■ WORK TO DO: From the listing below, pull out the lines that hold "format".

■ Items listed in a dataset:
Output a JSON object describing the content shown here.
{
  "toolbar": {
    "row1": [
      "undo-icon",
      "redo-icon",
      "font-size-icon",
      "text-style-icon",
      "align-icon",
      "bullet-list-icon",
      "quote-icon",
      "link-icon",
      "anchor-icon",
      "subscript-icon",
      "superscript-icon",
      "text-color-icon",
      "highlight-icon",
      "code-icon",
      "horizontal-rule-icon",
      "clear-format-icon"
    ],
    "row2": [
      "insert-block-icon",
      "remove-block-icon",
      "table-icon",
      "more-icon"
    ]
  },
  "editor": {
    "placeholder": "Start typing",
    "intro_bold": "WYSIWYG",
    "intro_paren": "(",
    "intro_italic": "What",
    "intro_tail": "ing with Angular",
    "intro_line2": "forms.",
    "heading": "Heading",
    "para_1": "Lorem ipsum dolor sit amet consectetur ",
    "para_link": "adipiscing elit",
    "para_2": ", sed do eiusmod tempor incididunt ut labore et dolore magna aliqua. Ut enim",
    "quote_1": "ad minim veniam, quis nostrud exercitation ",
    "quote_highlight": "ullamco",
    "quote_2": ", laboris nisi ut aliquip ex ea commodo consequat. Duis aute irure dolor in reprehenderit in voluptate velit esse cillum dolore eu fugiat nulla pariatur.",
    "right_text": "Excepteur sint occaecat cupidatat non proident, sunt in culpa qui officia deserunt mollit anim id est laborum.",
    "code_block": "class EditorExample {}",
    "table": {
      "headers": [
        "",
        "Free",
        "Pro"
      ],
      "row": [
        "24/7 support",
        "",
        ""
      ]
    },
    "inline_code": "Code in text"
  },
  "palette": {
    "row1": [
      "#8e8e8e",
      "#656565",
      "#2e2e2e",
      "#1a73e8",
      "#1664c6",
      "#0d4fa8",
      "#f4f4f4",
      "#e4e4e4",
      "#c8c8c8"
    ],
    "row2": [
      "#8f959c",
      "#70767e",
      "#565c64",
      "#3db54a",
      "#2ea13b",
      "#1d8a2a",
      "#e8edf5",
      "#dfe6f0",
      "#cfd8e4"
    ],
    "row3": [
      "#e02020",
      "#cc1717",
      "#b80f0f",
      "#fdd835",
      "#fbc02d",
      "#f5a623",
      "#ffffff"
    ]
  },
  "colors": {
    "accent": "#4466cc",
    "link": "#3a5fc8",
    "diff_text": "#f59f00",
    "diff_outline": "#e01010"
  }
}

--

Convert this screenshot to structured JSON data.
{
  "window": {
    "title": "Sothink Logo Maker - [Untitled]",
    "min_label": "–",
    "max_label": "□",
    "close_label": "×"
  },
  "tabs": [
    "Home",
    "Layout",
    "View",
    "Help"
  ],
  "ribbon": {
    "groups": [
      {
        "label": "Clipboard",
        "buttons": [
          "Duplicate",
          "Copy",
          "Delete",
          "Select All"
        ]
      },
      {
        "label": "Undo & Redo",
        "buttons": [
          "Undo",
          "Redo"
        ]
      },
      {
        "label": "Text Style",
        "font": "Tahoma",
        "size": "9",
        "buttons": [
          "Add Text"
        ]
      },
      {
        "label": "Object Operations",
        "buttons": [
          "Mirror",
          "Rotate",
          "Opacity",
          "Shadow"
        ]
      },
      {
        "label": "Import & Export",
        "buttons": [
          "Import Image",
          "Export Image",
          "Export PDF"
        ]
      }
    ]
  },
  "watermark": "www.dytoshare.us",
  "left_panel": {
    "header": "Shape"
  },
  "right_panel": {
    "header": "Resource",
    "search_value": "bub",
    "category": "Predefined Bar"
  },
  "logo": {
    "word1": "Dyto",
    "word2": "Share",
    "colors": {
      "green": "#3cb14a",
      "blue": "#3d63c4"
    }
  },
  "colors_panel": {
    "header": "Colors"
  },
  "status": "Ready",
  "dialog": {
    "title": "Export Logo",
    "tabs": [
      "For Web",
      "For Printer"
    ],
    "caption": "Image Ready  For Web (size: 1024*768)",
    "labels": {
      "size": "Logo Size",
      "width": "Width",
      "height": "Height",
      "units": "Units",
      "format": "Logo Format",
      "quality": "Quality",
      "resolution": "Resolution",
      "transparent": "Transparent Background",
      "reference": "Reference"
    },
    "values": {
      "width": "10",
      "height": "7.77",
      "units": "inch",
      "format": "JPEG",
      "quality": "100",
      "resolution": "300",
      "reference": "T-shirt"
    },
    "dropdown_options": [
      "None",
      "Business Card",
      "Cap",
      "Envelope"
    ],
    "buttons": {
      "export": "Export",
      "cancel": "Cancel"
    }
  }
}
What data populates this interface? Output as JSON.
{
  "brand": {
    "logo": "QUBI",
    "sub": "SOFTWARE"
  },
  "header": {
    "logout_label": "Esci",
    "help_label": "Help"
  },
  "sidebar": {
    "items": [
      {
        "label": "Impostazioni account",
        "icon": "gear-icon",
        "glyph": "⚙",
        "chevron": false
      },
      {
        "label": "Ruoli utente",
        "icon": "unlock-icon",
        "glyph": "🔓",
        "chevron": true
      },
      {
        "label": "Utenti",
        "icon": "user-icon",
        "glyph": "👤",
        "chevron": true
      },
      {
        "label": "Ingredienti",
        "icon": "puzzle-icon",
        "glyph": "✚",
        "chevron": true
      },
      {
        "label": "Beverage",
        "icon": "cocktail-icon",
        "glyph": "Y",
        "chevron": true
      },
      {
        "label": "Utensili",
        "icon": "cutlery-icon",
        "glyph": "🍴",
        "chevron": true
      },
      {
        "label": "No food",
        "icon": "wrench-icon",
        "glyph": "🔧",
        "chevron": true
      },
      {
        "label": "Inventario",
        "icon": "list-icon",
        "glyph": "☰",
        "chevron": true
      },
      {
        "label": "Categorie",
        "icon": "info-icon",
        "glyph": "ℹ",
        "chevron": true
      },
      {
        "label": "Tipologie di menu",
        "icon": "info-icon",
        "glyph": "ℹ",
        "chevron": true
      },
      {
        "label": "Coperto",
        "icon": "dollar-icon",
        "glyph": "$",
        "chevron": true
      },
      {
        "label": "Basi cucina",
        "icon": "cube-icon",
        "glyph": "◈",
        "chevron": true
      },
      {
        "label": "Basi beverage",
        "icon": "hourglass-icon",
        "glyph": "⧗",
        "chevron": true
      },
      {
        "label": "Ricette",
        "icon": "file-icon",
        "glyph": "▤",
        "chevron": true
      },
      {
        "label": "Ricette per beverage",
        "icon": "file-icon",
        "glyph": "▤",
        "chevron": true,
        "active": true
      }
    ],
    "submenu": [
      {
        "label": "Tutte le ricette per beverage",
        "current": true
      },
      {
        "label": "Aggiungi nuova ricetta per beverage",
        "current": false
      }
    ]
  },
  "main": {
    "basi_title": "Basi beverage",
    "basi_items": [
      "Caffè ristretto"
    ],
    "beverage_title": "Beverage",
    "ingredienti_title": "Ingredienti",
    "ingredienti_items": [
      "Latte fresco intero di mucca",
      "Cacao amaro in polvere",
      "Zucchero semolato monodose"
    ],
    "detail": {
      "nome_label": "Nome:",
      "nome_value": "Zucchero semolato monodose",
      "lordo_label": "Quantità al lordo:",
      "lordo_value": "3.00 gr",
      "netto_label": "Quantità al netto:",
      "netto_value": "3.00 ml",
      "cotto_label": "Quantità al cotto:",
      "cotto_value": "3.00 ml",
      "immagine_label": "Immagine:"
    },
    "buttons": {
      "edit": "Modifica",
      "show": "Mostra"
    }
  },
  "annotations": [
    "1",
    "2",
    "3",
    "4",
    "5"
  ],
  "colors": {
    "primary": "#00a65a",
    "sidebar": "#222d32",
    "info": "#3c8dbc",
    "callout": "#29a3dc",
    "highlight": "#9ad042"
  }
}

==

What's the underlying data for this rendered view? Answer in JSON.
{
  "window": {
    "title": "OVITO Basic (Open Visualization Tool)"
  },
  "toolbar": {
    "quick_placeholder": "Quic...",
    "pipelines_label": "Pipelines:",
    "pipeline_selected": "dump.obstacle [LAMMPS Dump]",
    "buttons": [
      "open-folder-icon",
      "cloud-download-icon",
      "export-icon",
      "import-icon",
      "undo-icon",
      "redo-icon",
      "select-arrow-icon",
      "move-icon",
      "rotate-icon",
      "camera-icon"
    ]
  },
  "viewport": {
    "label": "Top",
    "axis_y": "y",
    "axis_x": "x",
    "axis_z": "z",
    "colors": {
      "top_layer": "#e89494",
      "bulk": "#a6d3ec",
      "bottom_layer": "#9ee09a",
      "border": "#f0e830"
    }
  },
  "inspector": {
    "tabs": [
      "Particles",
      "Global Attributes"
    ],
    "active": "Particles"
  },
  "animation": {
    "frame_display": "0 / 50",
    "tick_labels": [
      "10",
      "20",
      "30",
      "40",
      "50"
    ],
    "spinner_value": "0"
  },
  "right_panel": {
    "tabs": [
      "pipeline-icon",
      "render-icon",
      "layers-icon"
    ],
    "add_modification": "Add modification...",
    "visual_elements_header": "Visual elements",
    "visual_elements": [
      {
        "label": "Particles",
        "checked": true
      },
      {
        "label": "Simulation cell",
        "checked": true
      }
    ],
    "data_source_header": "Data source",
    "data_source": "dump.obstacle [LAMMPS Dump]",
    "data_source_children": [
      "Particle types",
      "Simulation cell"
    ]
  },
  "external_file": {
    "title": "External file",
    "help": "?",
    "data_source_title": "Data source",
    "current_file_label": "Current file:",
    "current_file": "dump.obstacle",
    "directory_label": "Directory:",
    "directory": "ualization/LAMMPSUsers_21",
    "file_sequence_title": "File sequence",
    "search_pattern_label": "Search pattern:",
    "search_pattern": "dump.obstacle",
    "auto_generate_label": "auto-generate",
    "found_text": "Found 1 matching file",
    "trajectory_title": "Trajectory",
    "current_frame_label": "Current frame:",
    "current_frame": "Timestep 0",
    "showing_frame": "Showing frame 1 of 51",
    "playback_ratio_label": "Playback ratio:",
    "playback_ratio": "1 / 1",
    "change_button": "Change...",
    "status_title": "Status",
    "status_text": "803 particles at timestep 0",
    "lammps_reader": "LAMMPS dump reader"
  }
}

■ RESPONSE FOR THIS EXERCISE:
      "clear-format-icon"
      "format": "Logo Format",
      "format": "JPEG",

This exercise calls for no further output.